In the listing that follows, how many lines contain the string "text"? Provide only the number.

● ● ●

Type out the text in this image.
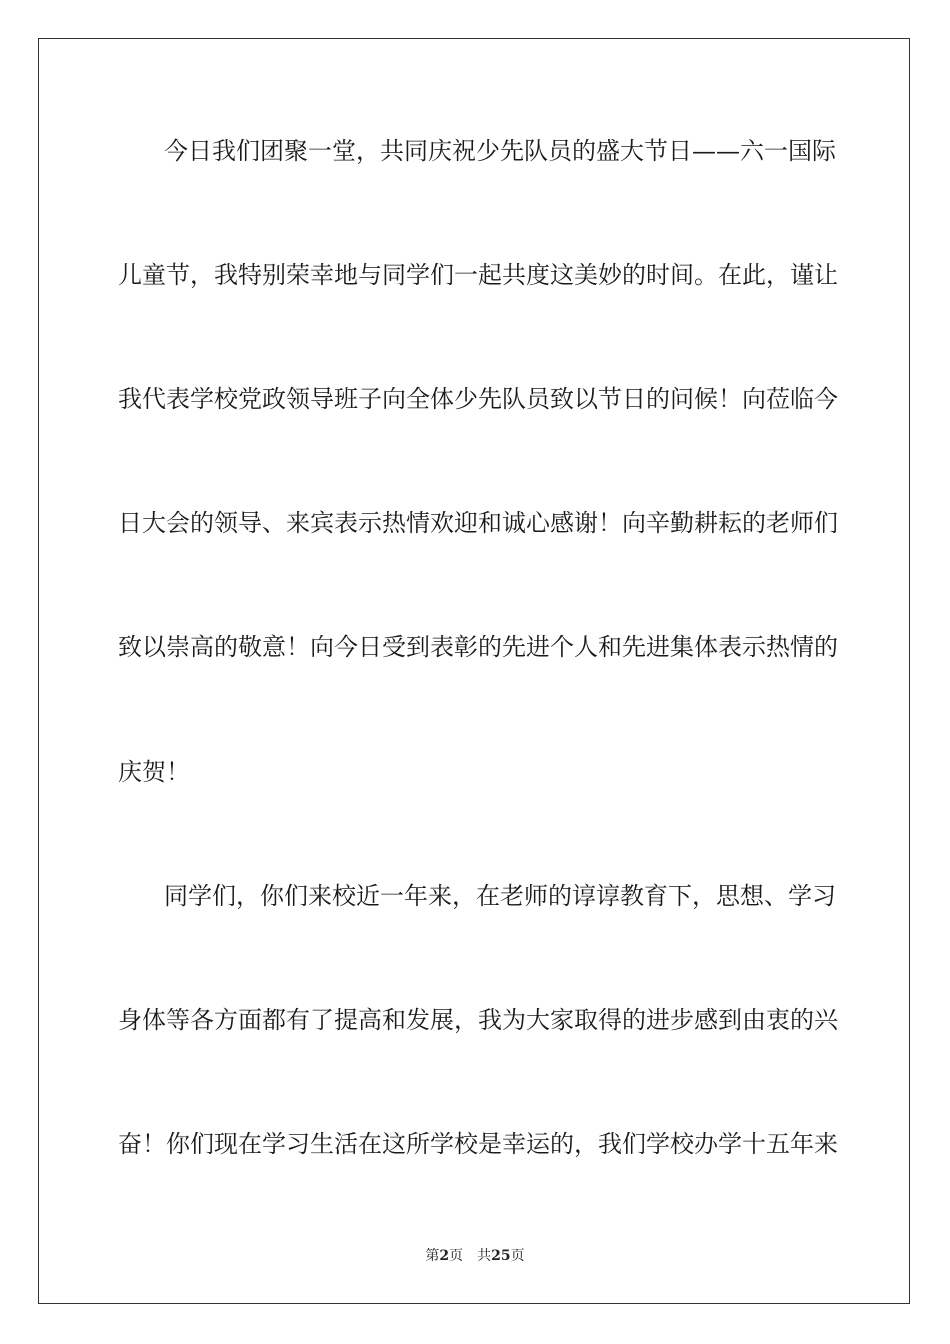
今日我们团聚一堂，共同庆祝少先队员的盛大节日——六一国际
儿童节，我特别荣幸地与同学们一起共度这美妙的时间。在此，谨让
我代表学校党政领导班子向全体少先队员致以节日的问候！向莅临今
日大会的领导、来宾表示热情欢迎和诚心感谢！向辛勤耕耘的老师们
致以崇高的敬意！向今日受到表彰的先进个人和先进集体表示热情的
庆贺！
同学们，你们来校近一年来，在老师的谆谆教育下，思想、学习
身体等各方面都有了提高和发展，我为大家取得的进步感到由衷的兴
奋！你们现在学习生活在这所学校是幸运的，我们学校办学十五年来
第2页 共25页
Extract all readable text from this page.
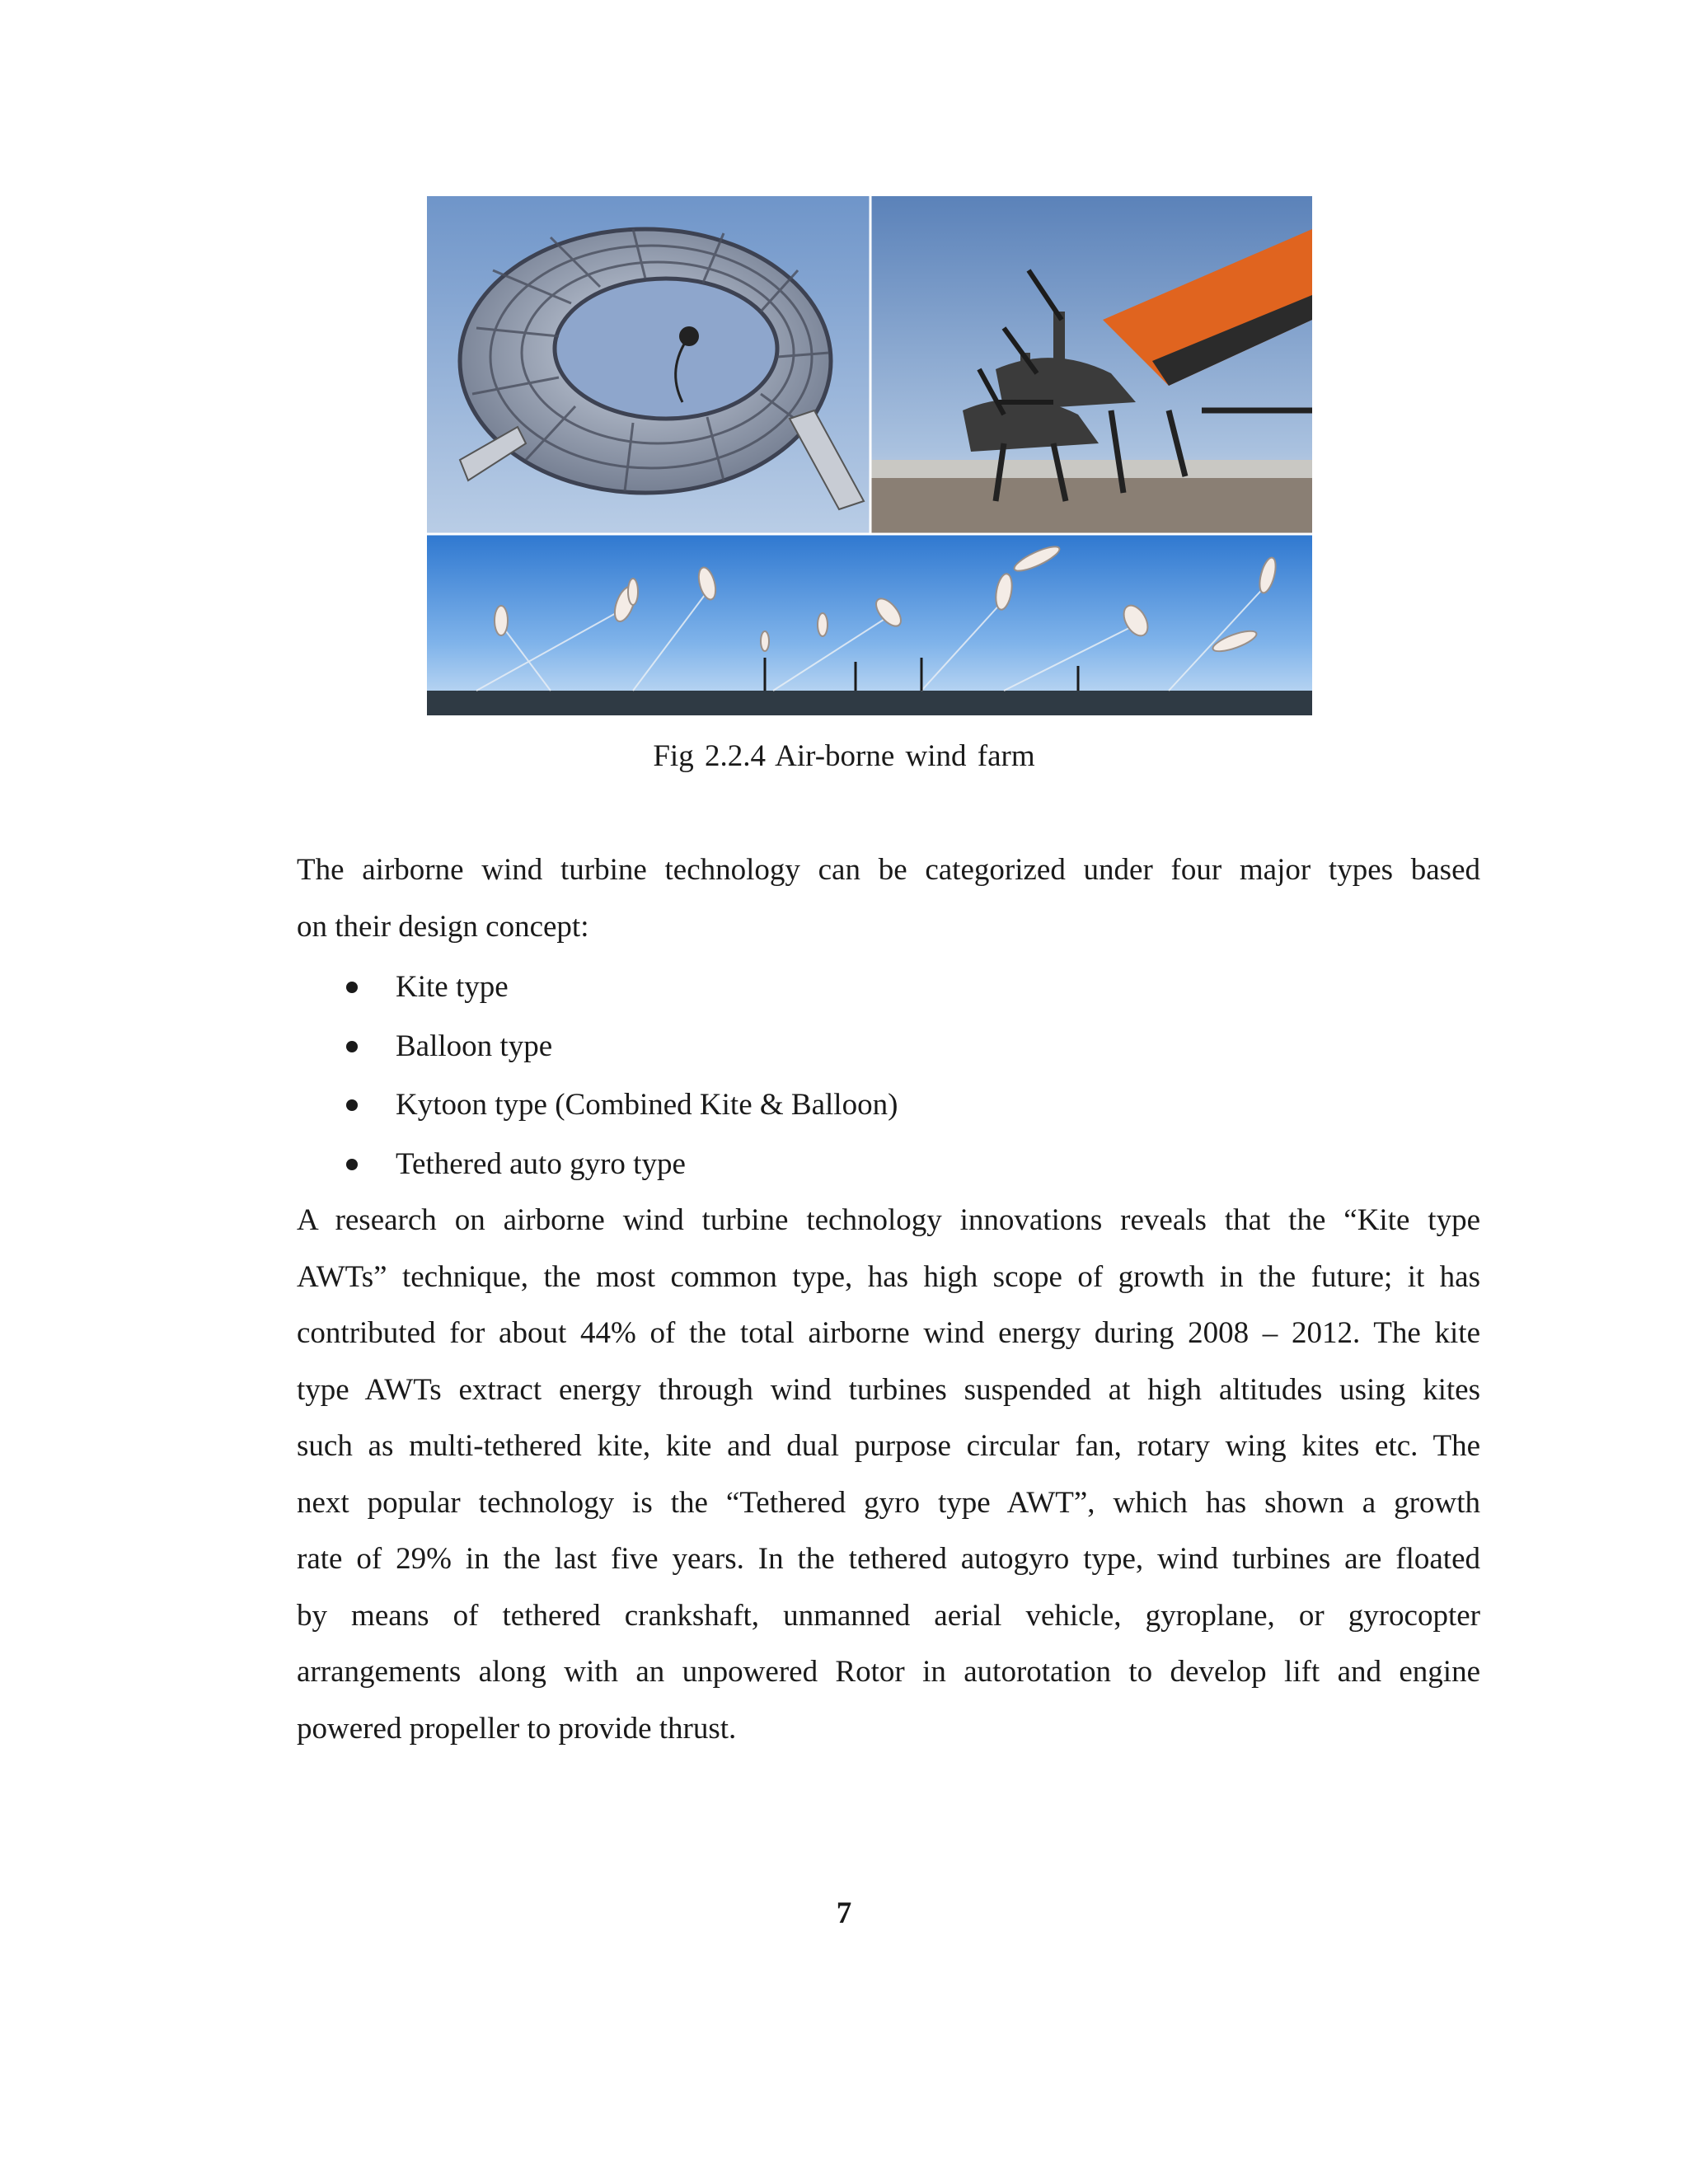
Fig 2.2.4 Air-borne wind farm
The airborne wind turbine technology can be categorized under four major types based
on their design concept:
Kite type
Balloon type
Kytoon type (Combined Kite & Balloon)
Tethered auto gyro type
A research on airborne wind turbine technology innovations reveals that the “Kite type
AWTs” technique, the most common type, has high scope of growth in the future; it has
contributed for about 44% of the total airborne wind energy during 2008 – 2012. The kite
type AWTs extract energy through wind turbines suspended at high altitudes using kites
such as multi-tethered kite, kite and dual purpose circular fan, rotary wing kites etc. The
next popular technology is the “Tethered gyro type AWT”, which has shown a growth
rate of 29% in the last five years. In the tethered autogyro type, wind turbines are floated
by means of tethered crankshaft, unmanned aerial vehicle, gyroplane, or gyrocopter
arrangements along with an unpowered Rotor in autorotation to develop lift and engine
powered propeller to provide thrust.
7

● ● ●

- Result for this exercise
2